- What is asked
Your task is to copy the listing exactly, with the pictures left out.

### Material supplied

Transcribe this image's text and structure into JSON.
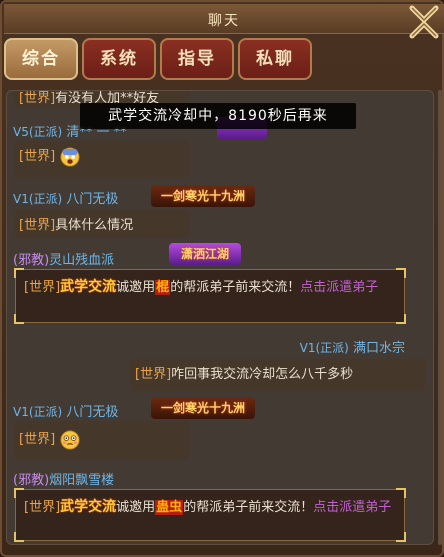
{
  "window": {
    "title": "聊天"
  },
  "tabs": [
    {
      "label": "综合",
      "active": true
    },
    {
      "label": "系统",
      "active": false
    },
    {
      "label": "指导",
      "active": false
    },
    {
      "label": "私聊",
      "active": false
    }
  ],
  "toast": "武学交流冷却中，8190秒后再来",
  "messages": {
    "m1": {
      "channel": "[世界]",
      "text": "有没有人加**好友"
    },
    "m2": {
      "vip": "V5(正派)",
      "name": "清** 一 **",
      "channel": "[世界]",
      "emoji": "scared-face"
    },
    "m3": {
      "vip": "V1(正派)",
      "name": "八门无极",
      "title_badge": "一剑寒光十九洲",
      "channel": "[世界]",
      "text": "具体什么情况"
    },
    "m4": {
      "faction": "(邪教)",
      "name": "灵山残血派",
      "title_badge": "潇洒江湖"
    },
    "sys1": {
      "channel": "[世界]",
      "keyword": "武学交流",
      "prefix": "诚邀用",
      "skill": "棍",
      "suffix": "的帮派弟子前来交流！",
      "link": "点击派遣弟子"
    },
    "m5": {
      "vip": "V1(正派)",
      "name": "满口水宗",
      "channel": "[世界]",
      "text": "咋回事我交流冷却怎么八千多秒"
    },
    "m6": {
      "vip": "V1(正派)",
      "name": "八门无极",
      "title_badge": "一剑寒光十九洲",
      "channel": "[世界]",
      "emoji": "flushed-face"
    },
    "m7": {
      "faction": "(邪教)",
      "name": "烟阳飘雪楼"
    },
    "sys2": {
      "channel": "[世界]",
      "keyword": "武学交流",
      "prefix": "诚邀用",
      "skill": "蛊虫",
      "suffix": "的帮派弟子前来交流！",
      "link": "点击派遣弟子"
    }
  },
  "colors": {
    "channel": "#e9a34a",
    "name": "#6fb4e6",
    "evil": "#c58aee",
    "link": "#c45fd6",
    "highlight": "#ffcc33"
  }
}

######

- Result of the exercise
Transcribe this image's text and structure into JSON.
{
  "window": {
    "title": "聊天"
  },
  "tabs": [
    {
      "label": "综合",
      "active": true
    },
    {
      "label": "系统",
      "active": false
    },
    {
      "label": "指导",
      "active": false
    },
    {
      "label": "私聊",
      "active": false
    }
  ],
  "toast": "武学交流冷却中，8190秒后再来",
  "messages": {
    "m1": {
      "channel": "[世界]",
      "text": "有没有人加**好友"
    },
    "m2": {
      "vip": "V5(正派)",
      "name": "清** 一 **",
      "channel": "[世界]",
      "emoji": "scared-face"
    },
    "m3": {
      "vip": "V1(正派)",
      "name": "八门无极",
      "title_badge": "一剑寒光十九洲",
      "channel": "[世界]",
      "text": "具体什么情况"
    },
    "m4": {
      "faction": "(邪教)",
      "name": "灵山残血派",
      "title_badge": "潇洒江湖"
    },
    "sys1": {
      "channel": "[世界]",
      "keyword": "武学交流",
      "prefix": "诚邀用",
      "skill": "棍",
      "suffix": "的帮派弟子前来交流！",
      "link": "点击派遣弟子"
    },
    "m5": {
      "vip": "V1(正派)",
      "name": "满口水宗",
      "channel": "[世界]",
      "text": "咋回事我交流冷却怎么八千多秒"
    },
    "m6": {
      "vip": "V1(正派)",
      "name": "八门无极",
      "title_badge": "一剑寒光十九洲",
      "channel": "[世界]",
      "emoji": "flushed-face"
    },
    "m7": {
      "faction": "(邪教)",
      "name": "烟阳飘雪楼"
    },
    "sys2": {
      "channel": "[世界]",
      "keyword": "武学交流",
      "prefix": "诚邀用",
      "skill": "蛊虫",
      "suffix": "的帮派弟子前来交流！",
      "link": "点击派遣弟子"
    }
  },
  "colors": {
    "channel": "#e9a34a",
    "name": "#6fb4e6",
    "evil": "#c58aee",
    "link": "#c45fd6",
    "highlight": "#ffcc33"
  }
}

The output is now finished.